_WHAT IS REQUIRED_: Please reproduce every record, keeping each one exactly as written.
------------------------------------------------------------
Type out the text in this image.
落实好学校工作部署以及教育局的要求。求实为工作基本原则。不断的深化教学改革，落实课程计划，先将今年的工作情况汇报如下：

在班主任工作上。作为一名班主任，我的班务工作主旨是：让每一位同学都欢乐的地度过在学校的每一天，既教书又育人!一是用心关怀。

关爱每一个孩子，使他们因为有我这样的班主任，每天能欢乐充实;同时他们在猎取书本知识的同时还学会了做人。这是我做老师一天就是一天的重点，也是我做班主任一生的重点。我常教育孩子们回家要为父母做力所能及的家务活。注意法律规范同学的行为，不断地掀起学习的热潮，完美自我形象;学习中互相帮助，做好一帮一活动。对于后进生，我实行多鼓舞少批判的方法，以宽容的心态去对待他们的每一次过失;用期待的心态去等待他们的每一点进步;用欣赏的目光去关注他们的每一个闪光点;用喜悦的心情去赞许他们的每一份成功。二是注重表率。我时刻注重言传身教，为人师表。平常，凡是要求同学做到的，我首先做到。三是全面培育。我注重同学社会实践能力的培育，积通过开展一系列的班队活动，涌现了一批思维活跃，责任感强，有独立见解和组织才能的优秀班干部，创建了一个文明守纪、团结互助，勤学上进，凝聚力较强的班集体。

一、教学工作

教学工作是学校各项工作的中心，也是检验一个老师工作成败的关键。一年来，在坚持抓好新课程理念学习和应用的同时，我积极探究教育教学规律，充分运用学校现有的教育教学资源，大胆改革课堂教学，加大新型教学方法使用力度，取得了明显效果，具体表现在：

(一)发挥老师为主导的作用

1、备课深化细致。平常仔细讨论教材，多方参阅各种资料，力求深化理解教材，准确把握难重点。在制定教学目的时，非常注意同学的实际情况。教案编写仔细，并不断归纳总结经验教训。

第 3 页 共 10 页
------------------------------------------------------------
_RESULT OF THIS EXERCISE_:
Type out the text in this image.
落实好学校工作部署以及教育局的要求。求实为工作基本原则。不断的深化教学改革，落实课程计划，先将今年的工作情况汇报如下：

在班主任工作上。作为一名班主任，我的班务工作主旨是：让每一位同学都欢乐的地度过在学校的每一天，既教书又育人!一是用心关怀。

关爱每一个孩子，使他们因为有我这样的班主任，每天能欢乐充实;同时他们在猎取书本知识的同时还学会了做人。这是我做老师一天就是一天的重点，也是我做班主任一生的重点。我常教育孩子们回家要为父母做力所能及的家务活。注意法律规范同学的行为，不断地掀起学习的热潮，完美自我形象;学习中互相帮助，做好一帮一活动。对于后进生，我实行多鼓舞少批判的方法，以宽容的心态去对待他们的每一次过失;用期待的心态去等待他们的每一点进步;用欣赏的目光去关注他们的每一个闪光点;用喜悦的心情去赞许他们的每一份成功。二是注重表率。我时刻注重言传身教，为人师表。平常，凡是要求同学做到的，我首先做到。三是全面培育。我注重同学社会实践能力的培育，积通过开展一系列的班队活动，涌现了一批思维活跃，责任感强，有独立见解和组织才能的优秀班干部，创建了一个文明守纪、团结互助，勤学上进，凝聚力较强的班集体。

一、教学工作

教学工作是学校各项工作的中心，也是检验一个老师工作成败的关键。一年来，在坚持抓好新课程理念学习和应用的同时，我积极探究教育教学规律，充分运用学校现有的教育教学资源，大胆改革课堂教学，加大新型教学方法使用力度，取得了明显效果，具体表现在：

(一)发挥老师为主导的作用

1、备课深化细致。平常仔细讨论教材，多方参阅各种资料，力求深化理解教材，准确把握难重点。在制定教学目的时，非常注意同学的实际情况。教案编写仔细，并不断归纳总结经验教训。

第 3 页 共 10 页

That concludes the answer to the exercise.